Start

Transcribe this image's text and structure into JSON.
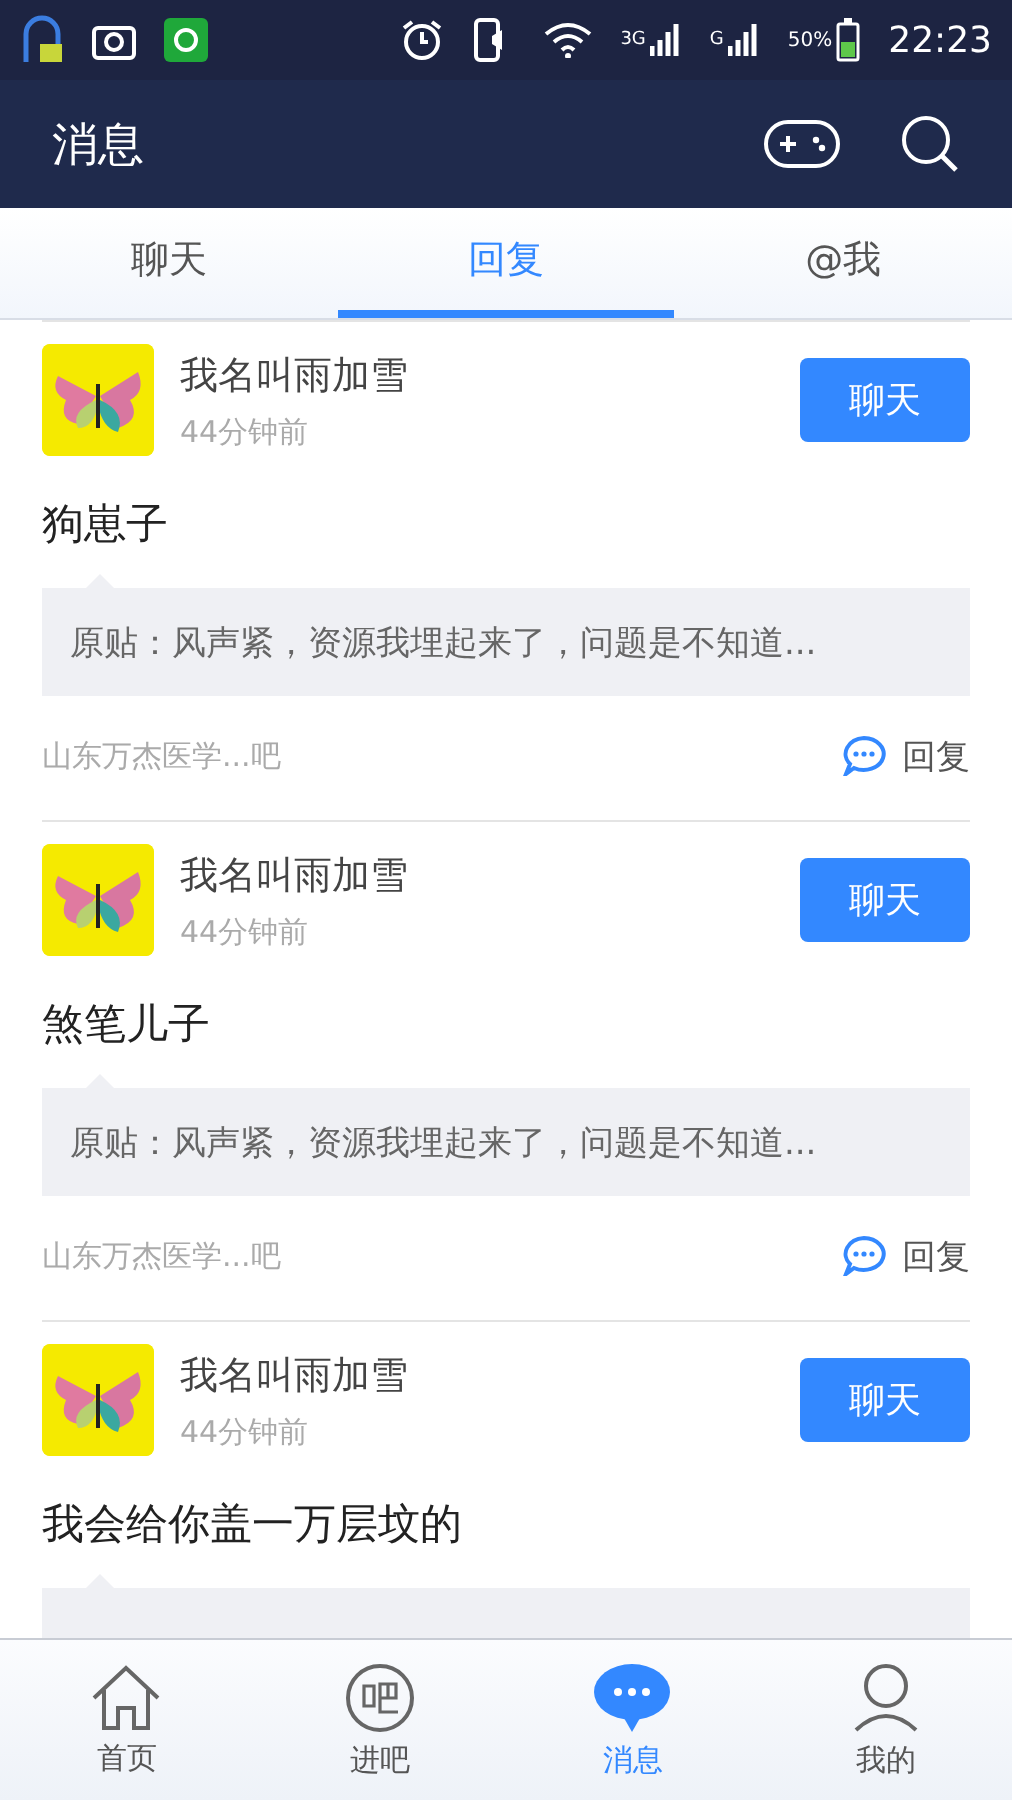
{
  "status_bar": {
    "network_1": "3G",
    "network_2": "G",
    "battery_text": "50%",
    "time": "22:23"
  },
  "header": {
    "title": "消息"
  },
  "tabs": [
    {
      "label": "聊天",
      "selected": false
    },
    {
      "label": "回复",
      "selected": true
    },
    {
      "label": "@我",
      "selected": false
    }
  ],
  "replies": [
    {
      "user": "我名叫雨加雪",
      "time": "44分钟前",
      "action": "聊天",
      "content": "狗崽子",
      "quote": "原贴：风声紧，资源我埋起来了，问题是不知道...",
      "forum": "山东万杰医学...吧",
      "reply": "回复"
    },
    {
      "user": "我名叫雨加雪",
      "time": "44分钟前",
      "action": "聊天",
      "content": "煞笔儿子",
      "quote": "原贴：风声紧，资源我埋起来了，问题是不知道...",
      "forum": "山东万杰医学...吧",
      "reply": "回复"
    },
    {
      "user": "我名叫雨加雪",
      "time": "44分钟前",
      "action": "聊天",
      "content": "我会给你盖一万层坟的"
    }
  ],
  "bottom_nav": [
    {
      "label": "首页",
      "kind": "home",
      "selected": false
    },
    {
      "label": "进吧",
      "kind": "forum",
      "selected": false
    },
    {
      "label": "消息",
      "kind": "message",
      "selected": true
    },
    {
      "label": "我的",
      "kind": "profile",
      "selected": false
    }
  ]
}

End

Work to do: Do not copy the pictures, but repeat every line exactly.

Written solution:
Transcribe this image's text and structure into JSON.
{
  "status_bar": {
    "network_1": "3G",
    "network_2": "G",
    "battery_text": "50%",
    "time": "22:23"
  },
  "header": {
    "title": "消息"
  },
  "tabs": [
    {
      "label": "聊天",
      "selected": false
    },
    {
      "label": "回复",
      "selected": true
    },
    {
      "label": "@我",
      "selected": false
    }
  ],
  "replies": [
    {
      "user": "我名叫雨加雪",
      "time": "44分钟前",
      "action": "聊天",
      "content": "狗崽子",
      "quote": "原贴：风声紧，资源我埋起来了，问题是不知道...",
      "forum": "山东万杰医学...吧",
      "reply": "回复"
    },
    {
      "user": "我名叫雨加雪",
      "time": "44分钟前",
      "action": "聊天",
      "content": "煞笔儿子",
      "quote": "原贴：风声紧，资源我埋起来了，问题是不知道...",
      "forum": "山东万杰医学...吧",
      "reply": "回复"
    },
    {
      "user": "我名叫雨加雪",
      "time": "44分钟前",
      "action": "聊天",
      "content": "我会给你盖一万层坟的"
    }
  ],
  "bottom_nav": [
    {
      "label": "首页",
      "kind": "home",
      "selected": false
    },
    {
      "label": "进吧",
      "kind": "forum",
      "selected": false
    },
    {
      "label": "消息",
      "kind": "message",
      "selected": true
    },
    {
      "label": "我的",
      "kind": "profile",
      "selected": false
    }
  ]
}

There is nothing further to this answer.